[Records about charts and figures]

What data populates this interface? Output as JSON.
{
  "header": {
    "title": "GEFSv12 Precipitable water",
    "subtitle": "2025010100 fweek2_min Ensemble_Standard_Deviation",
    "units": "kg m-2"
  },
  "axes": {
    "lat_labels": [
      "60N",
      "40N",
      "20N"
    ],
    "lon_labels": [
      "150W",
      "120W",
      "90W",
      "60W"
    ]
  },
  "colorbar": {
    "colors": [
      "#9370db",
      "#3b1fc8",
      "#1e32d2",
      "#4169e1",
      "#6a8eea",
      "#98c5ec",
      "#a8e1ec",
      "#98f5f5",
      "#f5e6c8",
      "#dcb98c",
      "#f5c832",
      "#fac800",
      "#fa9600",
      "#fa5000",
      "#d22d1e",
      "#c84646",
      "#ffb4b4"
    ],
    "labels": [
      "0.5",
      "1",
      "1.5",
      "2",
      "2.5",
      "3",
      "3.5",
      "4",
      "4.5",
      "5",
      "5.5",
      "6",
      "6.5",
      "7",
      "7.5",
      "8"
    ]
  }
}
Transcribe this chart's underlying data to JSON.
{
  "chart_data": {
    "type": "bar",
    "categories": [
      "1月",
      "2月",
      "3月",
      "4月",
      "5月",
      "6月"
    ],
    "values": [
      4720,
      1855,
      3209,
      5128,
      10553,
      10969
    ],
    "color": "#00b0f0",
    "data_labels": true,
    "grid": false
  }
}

**Task objective:**
In full and verbatim, repeat the records given above.

**Output for this exercise:**
What data populates this interface? Output as JSON.
{
  "header": {
    "title": "GEFSv12 Precipitable water",
    "subtitle": "2025010100 fweek2_min Ensemble_Standard_Deviation",
    "units": "kg m-2"
  },
  "axes": {
    "lat_labels": [
      "60N",
      "40N",
      "20N"
    ],
    "lon_labels": [
      "150W",
      "120W",
      "90W",
      "60W"
    ]
  },
  "colorbar": {
    "colors": [
      "#9370db",
      "#3b1fc8",
      "#1e32d2",
      "#4169e1",
      "#6a8eea",
      "#98c5ec",
      "#a8e1ec",
      "#98f5f5",
      "#f5e6c8",
      "#dcb98c",
      "#f5c832",
      "#fac800",
      "#fa9600",
      "#fa5000",
      "#d22d1e",
      "#c84646",
      "#ffb4b4"
    ],
    "labels": [
      "0.5",
      "1",
      "1.5",
      "2",
      "2.5",
      "3",
      "3.5",
      "4",
      "4.5",
      "5",
      "5.5",
      "6",
      "6.5",
      "7",
      "7.5",
      "8"
    ]
  }
}
Transcribe this chart's underlying data to JSON.
{
  "chart_data": {
    "type": "bar",
    "categories": [
      "1月",
      "2月",
      "3月",
      "4月",
      "5月",
      "6月"
    ],
    "values": [
      4720,
      1855,
      3209,
      5128,
      10553,
      10969
    ],
    "color": "#00b0f0",
    "data_labels": true,
    "grid": false
  }
}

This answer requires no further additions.